THE RECORDS -
────────

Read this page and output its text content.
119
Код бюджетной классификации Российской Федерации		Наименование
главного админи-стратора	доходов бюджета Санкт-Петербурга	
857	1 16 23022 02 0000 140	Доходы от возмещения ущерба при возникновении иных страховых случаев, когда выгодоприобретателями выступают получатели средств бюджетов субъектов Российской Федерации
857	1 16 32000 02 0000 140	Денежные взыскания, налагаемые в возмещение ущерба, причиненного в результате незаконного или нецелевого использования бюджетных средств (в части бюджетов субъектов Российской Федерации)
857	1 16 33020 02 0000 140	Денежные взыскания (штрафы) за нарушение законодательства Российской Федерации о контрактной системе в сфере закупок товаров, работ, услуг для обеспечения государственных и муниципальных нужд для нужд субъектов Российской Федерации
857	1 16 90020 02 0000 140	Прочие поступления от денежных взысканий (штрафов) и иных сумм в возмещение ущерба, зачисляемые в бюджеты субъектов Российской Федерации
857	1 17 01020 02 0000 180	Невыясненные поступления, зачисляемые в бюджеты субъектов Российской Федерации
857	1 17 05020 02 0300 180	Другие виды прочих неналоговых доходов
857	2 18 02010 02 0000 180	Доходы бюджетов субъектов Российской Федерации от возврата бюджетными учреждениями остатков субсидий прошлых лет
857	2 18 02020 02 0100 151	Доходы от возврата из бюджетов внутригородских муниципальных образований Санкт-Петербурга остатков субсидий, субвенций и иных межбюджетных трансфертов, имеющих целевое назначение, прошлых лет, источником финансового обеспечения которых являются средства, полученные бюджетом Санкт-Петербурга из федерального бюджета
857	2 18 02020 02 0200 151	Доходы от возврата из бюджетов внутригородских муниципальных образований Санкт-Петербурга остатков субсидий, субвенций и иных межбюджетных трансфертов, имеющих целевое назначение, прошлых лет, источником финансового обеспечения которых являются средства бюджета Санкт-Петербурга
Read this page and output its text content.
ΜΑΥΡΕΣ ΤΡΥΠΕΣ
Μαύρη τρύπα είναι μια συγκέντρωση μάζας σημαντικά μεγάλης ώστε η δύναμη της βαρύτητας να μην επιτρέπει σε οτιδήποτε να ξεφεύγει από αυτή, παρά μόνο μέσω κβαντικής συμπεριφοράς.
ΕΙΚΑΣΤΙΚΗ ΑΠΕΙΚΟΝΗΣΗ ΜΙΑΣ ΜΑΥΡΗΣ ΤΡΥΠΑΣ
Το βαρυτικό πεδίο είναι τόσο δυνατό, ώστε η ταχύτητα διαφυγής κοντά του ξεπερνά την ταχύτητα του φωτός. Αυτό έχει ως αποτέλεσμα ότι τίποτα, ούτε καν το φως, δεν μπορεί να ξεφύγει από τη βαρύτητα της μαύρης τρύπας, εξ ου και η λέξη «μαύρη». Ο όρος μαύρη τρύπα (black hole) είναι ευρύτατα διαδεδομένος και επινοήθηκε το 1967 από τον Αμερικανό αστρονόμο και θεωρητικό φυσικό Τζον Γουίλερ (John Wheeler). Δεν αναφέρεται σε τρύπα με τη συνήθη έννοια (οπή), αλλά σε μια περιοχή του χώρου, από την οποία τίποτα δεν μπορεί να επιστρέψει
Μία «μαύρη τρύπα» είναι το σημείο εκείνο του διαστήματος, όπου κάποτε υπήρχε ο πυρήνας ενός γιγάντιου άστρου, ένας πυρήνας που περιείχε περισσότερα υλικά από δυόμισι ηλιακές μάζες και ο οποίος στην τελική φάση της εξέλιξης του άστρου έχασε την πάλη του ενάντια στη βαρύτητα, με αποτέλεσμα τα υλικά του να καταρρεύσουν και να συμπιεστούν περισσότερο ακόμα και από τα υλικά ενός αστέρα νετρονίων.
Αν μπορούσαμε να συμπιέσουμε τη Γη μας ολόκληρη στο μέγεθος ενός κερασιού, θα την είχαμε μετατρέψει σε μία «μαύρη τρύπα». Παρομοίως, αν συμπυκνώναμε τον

────────

TASK TO COMPLETE -
From the listing, copy each line containing the word "целевое".

CORRECT RESULT -
857	2 18 02020 02 0100 151	Доходы от возврата из бюджетов внутригородских муниципальных образований Санкт-Петербурга остатков субсидий, субвенций и иных межбюджетных трансфертов, имеющих целевое назначение, прошлых лет, источником финансового обеспечения которых являются средства, полученные бюджетом Санкт-Петербурга из федерального бюджета
857	2 18 02020 02 0200 151	Доходы от возврата из бюджетов внутригородских муниципальных образований Санкт-Петербурга остатков субсидий, субвенций и иных межбюджетных трансфертов, имеющих целевое назначение, прошлых лет, источником финансового обеспечения которых являются средства бюджета Санкт-Петербурга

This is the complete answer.